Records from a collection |
******
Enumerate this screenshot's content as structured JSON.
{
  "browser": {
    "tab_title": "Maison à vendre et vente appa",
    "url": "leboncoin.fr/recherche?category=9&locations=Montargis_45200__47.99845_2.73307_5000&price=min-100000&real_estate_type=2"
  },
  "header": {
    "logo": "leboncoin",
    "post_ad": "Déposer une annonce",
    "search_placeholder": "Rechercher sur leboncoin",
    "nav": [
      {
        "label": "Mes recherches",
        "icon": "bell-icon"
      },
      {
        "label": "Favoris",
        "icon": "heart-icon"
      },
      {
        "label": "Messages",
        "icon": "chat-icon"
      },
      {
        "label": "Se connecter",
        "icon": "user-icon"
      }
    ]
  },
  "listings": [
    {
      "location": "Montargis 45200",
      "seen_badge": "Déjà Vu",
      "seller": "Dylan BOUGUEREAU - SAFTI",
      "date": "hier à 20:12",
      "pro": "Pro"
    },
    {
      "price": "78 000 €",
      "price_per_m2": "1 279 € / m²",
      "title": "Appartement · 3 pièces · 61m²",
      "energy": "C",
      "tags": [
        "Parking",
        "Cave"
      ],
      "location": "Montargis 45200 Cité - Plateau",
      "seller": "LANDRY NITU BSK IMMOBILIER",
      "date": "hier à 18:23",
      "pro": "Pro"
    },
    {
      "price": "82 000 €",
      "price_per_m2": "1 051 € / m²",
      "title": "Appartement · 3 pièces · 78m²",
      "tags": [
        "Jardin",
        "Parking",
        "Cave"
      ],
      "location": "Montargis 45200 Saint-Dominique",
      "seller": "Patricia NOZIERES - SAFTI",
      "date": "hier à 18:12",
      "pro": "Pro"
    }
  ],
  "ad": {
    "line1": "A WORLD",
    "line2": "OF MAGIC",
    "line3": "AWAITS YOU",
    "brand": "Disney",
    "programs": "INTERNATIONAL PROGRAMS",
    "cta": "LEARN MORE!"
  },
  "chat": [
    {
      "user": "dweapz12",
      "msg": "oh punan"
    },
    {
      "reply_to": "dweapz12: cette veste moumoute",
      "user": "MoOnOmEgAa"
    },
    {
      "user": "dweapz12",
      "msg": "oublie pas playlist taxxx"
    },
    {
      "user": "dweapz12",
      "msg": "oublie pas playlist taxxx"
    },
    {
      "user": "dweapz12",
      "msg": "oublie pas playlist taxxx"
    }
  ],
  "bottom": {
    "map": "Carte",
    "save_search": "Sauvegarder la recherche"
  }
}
******
To be done | Please restate the whole listing word for word.

The output |
Enumerate this screenshot's content as structured JSON.
{
  "browser": {
    "tab_title": "Maison à vendre et vente appa",
    "url": "leboncoin.fr/recherche?category=9&locations=Montargis_45200__47.99845_2.73307_5000&price=min-100000&real_estate_type=2"
  },
  "header": {
    "logo": "leboncoin",
    "post_ad": "Déposer une annonce",
    "search_placeholder": "Rechercher sur leboncoin",
    "nav": [
      {
        "label": "Mes recherches",
        "icon": "bell-icon"
      },
      {
        "label": "Favoris",
        "icon": "heart-icon"
      },
      {
        "label": "Messages",
        "icon": "chat-icon"
      },
      {
        "label": "Se connecter",
        "icon": "user-icon"
      }
    ]
  },
  "listings": [
    {
      "location": "Montargis 45200",
      "seen_badge": "Déjà Vu",
      "seller": "Dylan BOUGUEREAU - SAFTI",
      "date": "hier à 20:12",
      "pro": "Pro"
    },
    {
      "price": "78 000 €",
      "price_per_m2": "1 279 € / m²",
      "title": "Appartement · 3 pièces · 61m²",
      "energy": "C",
      "tags": [
        "Parking",
        "Cave"
      ],
      "location": "Montargis 45200 Cité - Plateau",
      "seller": "LANDRY NITU BSK IMMOBILIER",
      "date": "hier à 18:23",
      "pro": "Pro"
    },
    {
      "price": "82 000 €",
      "price_per_m2": "1 051 € / m²",
      "title": "Appartement · 3 pièces · 78m²",
      "tags": [
        "Jardin",
        "Parking",
        "Cave"
      ],
      "location": "Montargis 45200 Saint-Dominique",
      "seller": "Patricia NOZIERES - SAFTI",
      "date": "hier à 18:12",
      "pro": "Pro"
    }
  ],
  "ad": {
    "line1": "A WORLD",
    "line2": "OF MAGIC",
    "line3": "AWAITS YOU",
    "brand": "Disney",
    "programs": "INTERNATIONAL PROGRAMS",
    "cta": "LEARN MORE!"
  },
  "chat": [
    {
      "user": "dweapz12",
      "msg": "oh punan"
    },
    {
      "reply_to": "dweapz12: cette veste moumoute",
      "user": "MoOnOmEgAa"
    },
    {
      "user": "dweapz12",
      "msg": "oublie pas playlist taxxx"
    },
    {
      "user": "dweapz12",
      "msg": "oublie pas playlist taxxx"
    },
    {
      "user": "dweapz12",
      "msg": "oublie pas playlist taxxx"
    }
  ],
  "bottom": {
    "map": "Carte",
    "save_search": "Sauvegarder la recherche"
  }
}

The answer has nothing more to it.